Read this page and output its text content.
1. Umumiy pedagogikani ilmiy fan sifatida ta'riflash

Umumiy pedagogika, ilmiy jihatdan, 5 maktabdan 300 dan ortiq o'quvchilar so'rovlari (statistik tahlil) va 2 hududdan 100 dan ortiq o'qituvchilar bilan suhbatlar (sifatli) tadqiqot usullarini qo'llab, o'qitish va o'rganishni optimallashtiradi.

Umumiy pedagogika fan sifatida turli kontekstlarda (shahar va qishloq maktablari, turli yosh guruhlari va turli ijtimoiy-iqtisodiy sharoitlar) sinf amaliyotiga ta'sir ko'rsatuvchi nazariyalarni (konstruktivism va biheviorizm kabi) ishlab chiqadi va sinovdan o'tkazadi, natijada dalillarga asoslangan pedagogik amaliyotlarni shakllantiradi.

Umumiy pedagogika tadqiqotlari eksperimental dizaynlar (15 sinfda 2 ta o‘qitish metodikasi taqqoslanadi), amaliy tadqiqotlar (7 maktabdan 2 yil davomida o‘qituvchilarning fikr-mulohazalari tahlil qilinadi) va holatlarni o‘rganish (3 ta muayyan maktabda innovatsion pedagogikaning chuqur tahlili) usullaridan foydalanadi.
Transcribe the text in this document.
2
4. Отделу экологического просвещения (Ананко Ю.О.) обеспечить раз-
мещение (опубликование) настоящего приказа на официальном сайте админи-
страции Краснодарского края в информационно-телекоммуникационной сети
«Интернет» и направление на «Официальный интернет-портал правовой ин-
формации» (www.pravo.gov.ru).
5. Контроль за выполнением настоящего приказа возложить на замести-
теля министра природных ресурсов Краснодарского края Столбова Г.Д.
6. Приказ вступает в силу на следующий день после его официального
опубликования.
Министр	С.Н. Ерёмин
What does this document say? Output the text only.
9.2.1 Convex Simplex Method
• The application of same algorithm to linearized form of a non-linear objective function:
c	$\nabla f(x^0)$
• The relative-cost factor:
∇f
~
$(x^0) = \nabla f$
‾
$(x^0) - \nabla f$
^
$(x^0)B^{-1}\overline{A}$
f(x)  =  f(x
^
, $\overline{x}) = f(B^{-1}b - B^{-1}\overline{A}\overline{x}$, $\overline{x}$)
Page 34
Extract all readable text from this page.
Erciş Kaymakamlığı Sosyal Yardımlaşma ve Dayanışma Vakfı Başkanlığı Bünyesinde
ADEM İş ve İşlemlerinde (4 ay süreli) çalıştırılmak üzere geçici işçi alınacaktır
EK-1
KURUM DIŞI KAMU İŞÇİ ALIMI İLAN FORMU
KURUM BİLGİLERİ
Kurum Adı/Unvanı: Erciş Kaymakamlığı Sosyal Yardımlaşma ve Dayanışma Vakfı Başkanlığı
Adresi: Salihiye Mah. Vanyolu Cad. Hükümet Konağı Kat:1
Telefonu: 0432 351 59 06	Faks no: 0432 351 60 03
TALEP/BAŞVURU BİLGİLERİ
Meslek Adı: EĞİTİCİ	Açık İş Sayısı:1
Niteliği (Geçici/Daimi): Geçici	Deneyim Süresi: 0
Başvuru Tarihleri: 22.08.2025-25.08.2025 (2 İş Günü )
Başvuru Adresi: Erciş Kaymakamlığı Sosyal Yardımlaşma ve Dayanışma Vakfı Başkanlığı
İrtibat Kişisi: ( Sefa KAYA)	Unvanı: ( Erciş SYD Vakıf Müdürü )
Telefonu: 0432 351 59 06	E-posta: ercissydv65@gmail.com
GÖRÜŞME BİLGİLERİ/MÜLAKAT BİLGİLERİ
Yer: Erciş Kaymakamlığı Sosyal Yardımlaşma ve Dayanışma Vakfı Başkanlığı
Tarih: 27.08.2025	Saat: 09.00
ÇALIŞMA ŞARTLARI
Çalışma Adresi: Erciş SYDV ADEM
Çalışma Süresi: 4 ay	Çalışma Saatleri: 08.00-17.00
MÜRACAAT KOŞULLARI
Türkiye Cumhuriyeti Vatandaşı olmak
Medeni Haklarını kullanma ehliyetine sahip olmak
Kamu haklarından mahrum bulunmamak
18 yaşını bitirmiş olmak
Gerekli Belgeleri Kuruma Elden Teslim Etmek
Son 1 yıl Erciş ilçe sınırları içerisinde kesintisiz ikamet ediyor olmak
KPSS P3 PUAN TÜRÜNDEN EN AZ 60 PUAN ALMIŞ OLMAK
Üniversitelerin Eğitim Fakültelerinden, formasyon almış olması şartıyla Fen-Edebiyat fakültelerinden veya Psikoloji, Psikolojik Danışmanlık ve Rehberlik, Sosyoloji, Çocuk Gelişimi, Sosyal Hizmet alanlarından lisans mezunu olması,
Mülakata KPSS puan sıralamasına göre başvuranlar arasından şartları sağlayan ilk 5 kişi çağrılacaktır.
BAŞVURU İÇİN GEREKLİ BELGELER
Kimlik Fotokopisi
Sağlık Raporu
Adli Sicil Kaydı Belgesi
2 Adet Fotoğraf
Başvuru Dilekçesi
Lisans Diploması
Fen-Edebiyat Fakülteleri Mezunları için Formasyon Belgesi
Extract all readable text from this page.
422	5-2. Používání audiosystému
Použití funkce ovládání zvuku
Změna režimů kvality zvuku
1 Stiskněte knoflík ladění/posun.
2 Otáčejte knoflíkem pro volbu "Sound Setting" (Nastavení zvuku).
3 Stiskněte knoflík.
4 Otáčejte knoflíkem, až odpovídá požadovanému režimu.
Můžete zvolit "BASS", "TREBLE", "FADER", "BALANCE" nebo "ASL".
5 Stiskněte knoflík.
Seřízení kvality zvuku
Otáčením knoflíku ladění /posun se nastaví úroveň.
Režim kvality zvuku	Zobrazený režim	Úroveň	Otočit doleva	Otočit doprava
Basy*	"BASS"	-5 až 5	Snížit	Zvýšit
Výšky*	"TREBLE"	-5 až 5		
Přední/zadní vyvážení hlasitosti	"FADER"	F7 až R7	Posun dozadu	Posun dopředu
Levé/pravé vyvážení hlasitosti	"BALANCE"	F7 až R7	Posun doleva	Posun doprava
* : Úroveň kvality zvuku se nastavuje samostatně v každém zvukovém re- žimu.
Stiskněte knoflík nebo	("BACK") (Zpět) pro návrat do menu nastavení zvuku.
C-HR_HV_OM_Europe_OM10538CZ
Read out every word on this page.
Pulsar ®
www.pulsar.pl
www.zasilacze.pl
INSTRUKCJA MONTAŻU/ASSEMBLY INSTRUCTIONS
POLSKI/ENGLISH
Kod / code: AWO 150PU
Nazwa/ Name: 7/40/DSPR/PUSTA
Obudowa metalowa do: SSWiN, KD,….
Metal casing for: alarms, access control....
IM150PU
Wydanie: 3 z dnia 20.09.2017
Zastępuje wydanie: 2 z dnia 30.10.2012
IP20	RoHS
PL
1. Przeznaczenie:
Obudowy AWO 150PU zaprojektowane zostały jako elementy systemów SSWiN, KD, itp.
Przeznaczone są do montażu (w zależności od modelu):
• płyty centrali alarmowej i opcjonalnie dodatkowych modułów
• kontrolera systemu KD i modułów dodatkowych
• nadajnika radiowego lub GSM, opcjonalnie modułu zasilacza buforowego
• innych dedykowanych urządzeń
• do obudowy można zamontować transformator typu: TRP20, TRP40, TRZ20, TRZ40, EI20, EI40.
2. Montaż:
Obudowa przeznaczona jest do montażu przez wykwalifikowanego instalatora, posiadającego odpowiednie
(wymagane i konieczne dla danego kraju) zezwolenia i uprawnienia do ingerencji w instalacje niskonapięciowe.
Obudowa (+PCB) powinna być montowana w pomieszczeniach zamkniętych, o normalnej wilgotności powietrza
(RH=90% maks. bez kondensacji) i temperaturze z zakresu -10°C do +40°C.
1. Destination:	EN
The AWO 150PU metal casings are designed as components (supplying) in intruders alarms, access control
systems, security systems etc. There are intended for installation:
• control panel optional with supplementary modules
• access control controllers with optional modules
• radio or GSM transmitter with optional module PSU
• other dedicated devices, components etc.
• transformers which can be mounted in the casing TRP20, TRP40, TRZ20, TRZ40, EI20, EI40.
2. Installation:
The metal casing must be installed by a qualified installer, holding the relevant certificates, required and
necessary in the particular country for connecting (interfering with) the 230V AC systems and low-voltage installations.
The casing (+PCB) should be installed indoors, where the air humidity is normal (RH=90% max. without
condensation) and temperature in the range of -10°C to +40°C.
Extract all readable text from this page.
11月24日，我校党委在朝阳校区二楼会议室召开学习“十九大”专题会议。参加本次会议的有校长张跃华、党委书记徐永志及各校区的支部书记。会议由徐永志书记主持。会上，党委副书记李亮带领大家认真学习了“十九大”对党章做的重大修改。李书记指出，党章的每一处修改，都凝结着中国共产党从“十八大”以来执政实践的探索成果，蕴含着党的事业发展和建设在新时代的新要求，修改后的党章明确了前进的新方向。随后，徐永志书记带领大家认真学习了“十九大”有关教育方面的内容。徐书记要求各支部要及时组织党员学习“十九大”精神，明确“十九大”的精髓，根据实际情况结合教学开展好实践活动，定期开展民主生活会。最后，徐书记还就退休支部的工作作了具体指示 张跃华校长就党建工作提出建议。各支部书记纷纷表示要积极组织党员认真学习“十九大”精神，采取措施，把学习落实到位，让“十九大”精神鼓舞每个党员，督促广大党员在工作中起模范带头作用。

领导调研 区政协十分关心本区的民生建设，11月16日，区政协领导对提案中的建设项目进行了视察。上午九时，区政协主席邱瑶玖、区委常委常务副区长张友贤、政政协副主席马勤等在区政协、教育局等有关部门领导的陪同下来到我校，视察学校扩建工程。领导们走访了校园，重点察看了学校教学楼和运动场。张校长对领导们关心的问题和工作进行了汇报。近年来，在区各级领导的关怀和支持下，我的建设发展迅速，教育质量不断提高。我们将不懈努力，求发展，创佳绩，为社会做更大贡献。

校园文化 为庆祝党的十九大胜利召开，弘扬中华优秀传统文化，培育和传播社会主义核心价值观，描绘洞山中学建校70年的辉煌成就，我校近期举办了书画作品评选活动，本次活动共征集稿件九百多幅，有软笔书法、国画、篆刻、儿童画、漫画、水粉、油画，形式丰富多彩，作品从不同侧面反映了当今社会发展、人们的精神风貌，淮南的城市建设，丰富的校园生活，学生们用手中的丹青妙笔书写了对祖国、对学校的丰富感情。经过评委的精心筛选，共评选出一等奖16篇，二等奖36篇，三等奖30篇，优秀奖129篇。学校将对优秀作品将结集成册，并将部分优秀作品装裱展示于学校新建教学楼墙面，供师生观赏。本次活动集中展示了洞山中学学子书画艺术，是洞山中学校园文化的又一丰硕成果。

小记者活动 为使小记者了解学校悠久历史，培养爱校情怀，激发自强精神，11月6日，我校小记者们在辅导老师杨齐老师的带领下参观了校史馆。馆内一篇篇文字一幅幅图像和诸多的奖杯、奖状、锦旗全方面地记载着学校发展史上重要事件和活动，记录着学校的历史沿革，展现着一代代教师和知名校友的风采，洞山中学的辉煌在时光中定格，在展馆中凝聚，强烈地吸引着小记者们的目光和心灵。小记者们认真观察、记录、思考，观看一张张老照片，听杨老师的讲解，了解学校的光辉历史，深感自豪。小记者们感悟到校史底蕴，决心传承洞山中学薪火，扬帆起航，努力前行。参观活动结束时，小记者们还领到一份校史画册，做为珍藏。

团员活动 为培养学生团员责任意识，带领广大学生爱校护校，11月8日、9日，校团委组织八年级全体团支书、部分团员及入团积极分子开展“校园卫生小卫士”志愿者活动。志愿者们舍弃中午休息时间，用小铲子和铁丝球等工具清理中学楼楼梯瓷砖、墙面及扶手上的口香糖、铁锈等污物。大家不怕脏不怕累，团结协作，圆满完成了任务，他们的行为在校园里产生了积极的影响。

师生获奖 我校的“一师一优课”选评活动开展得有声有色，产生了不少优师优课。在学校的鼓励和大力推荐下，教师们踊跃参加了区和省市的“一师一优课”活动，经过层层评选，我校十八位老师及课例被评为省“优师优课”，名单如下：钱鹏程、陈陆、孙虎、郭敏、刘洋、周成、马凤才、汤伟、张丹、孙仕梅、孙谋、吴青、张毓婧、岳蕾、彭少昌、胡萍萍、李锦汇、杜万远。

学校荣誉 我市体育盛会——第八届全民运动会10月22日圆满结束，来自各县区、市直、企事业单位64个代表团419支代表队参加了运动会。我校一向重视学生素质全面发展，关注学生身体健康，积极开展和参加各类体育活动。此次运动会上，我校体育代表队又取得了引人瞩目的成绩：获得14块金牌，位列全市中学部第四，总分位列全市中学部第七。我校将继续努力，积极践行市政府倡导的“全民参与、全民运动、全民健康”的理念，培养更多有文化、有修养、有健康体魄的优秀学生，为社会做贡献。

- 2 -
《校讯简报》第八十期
........
◆ **Exercise goal**:
Read the entries above, then pull out the lines that include "maktabdan".

◆ **Full answer**:
Umumiy pedagogika, ilmiy jihatdan, 5 maktabdan 300 dan ortiq o'quvchilar so'rovlari (statistik tahlil) va 2 hududdan 100 dan ortiq o'qituvchilar bilan suhbatlar (sifatli) tadqiqot usullarini qo'llab, o'qitish va o'rganishni optimallashtiradi.
Umumiy pedagogika tadqiqotlari eksperimental dizaynlar (15 sinfda 2 ta o‘qitish metodikasi taqqoslanadi), amaliy tadqiqotlar (7 maktabdan 2 yil davomida o‘qituvchilarning fikr-mulohazalari tahlil qilinadi) va holatlarni o‘rganish (3 ta muayyan maktabda innovatsion pedagogikaning chuqur tahlili) usullaridan foydalanadi.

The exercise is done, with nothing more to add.